SOURCE RECORDS –
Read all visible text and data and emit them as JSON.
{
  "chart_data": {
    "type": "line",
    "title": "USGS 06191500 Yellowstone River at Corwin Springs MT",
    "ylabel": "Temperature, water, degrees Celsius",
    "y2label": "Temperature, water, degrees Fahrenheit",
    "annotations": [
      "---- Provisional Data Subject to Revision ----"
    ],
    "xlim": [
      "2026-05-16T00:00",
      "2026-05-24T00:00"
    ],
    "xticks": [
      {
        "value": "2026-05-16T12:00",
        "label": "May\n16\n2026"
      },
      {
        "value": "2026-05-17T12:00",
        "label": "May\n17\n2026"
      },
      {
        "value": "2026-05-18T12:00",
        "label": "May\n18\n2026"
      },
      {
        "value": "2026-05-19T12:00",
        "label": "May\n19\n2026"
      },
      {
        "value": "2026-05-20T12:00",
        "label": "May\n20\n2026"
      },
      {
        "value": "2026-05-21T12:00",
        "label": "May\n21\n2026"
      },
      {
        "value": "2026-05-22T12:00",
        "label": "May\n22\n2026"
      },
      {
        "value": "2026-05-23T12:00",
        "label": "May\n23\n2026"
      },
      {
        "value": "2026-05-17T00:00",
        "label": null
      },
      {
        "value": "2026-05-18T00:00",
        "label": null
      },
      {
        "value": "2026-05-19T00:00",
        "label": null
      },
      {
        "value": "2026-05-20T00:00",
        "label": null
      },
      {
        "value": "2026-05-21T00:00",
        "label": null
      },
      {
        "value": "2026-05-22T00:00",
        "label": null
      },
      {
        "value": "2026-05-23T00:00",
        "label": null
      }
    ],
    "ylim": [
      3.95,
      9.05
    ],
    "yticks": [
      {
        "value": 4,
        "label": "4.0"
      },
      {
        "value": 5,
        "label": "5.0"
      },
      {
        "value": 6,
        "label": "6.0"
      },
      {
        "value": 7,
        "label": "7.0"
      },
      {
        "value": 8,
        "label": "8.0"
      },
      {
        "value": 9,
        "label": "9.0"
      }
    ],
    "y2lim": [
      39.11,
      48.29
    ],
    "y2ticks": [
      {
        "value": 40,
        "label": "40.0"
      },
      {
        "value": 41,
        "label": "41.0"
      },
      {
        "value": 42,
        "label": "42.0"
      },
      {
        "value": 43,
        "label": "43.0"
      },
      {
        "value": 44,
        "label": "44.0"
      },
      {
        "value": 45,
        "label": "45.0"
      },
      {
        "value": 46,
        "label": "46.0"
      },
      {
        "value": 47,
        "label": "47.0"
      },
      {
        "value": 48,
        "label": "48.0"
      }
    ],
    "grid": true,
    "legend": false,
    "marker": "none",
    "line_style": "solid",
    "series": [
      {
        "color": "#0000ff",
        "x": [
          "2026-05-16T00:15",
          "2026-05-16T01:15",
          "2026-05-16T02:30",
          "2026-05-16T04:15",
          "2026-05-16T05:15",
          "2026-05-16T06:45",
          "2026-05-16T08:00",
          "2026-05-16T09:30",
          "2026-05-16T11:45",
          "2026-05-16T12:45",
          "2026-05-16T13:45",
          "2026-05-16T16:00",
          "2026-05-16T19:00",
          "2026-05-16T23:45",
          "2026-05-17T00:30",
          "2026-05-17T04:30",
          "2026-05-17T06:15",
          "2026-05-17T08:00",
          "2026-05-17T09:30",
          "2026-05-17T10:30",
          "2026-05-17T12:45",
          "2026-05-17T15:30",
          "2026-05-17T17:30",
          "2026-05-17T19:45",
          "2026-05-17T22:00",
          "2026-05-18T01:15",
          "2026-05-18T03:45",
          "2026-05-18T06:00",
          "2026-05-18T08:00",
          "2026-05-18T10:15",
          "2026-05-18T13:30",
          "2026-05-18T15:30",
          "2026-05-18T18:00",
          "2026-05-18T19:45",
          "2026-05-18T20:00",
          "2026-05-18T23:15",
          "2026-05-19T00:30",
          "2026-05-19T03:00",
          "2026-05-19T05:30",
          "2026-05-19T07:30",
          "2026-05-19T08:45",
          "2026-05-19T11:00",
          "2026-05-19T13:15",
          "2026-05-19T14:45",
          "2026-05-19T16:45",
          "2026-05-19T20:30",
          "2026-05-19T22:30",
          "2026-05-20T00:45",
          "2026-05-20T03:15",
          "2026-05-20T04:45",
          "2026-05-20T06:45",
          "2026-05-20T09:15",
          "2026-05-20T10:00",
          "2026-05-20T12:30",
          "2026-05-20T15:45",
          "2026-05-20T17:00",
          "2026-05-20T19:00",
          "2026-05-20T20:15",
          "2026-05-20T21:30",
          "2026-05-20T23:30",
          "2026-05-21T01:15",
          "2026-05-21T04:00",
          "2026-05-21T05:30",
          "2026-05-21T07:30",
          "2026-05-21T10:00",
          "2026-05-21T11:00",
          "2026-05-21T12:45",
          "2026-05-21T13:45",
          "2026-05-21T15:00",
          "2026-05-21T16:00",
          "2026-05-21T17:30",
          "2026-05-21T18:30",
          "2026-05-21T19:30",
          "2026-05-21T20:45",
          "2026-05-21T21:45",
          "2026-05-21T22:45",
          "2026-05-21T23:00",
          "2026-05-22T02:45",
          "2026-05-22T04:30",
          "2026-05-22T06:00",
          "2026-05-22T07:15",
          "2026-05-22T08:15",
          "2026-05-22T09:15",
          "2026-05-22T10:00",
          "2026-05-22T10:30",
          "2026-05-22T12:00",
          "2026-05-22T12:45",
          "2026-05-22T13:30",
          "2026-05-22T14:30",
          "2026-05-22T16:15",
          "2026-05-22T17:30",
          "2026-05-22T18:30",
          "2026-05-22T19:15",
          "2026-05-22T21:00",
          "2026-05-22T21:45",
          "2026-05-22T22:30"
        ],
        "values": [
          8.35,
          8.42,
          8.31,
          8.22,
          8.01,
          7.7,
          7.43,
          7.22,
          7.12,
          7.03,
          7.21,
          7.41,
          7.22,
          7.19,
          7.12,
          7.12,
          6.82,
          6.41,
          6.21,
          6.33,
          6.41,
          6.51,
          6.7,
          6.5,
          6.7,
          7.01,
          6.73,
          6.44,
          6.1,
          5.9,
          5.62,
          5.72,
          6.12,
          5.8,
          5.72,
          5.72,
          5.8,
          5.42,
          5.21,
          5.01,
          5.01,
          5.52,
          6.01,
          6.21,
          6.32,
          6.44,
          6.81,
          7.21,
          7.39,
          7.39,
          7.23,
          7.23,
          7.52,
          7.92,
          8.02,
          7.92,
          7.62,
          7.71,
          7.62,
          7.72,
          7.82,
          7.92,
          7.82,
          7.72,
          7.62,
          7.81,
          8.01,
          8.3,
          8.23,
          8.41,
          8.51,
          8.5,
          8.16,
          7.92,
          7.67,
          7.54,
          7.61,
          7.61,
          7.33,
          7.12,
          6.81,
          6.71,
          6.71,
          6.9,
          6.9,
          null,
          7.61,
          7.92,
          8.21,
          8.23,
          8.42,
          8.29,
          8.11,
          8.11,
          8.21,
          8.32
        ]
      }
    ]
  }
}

TO DO –
Which lines in the listing above hold the word "degrees"? Show each of them.

RESULT BELOW –
    "ylabel": "Temperature, water, degrees Celsius",
    "y2label": "Temperature, water, degrees Fahrenheit",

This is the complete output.